● **Problem to work on**
Filter the material below, copying out every line that contains the string "HASTA". Treat case as significant.

* BEGIN *

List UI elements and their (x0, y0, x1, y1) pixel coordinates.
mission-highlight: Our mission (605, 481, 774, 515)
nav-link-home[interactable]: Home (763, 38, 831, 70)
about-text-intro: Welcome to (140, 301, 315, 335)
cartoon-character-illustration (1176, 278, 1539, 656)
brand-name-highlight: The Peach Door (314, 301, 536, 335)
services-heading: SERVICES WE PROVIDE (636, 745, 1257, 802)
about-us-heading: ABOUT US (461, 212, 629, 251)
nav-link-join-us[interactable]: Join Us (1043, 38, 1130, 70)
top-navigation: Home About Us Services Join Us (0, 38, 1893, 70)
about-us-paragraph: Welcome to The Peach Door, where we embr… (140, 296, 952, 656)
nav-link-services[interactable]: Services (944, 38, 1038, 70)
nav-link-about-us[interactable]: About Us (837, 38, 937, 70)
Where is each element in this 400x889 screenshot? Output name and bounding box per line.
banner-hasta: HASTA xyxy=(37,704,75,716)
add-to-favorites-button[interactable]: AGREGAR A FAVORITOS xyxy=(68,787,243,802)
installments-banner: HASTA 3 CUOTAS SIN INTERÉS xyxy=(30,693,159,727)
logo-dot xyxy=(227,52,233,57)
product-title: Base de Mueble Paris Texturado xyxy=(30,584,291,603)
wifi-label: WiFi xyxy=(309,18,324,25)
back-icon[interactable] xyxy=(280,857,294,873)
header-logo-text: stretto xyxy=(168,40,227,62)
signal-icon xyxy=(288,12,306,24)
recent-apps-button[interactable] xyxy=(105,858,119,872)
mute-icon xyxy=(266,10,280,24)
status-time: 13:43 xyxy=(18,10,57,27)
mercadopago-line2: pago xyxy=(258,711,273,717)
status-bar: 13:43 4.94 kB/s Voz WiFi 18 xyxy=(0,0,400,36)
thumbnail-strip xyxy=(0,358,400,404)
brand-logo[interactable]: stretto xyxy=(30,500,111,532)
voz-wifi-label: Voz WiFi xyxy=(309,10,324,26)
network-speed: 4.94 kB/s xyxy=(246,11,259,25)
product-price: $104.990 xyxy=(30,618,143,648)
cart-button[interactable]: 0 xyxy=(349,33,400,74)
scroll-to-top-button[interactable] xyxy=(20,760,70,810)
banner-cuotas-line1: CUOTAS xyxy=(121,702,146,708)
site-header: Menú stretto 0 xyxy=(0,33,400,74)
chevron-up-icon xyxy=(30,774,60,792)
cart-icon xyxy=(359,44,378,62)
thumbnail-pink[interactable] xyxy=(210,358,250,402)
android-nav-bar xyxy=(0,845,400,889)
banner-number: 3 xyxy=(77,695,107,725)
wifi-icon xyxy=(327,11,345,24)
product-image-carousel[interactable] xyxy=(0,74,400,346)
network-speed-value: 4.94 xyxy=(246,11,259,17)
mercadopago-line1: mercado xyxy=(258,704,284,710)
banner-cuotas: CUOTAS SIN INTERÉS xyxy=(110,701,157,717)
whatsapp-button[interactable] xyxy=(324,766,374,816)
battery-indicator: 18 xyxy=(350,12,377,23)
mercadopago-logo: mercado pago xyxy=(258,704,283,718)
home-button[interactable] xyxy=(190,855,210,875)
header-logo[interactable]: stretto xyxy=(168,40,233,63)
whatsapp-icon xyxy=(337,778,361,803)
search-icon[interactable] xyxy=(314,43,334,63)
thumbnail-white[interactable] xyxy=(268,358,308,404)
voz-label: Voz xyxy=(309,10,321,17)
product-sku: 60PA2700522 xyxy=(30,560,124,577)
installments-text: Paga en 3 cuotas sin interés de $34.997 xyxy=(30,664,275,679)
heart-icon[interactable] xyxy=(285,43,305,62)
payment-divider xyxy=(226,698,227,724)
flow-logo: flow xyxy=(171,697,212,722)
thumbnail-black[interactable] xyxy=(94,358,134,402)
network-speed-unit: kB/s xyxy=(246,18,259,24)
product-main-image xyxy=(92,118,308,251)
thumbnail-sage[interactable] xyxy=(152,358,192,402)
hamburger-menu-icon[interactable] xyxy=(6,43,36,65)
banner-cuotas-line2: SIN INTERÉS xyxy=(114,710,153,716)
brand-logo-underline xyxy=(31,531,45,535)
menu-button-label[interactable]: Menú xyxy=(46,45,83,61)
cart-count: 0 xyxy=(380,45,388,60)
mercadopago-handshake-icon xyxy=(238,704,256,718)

* END *

● **In response**
banner-hasta: HASTA xyxy=(37,704,75,716)
installments-banner: HASTA 3 CUOTAS SIN INTERÉS xyxy=(30,693,159,727)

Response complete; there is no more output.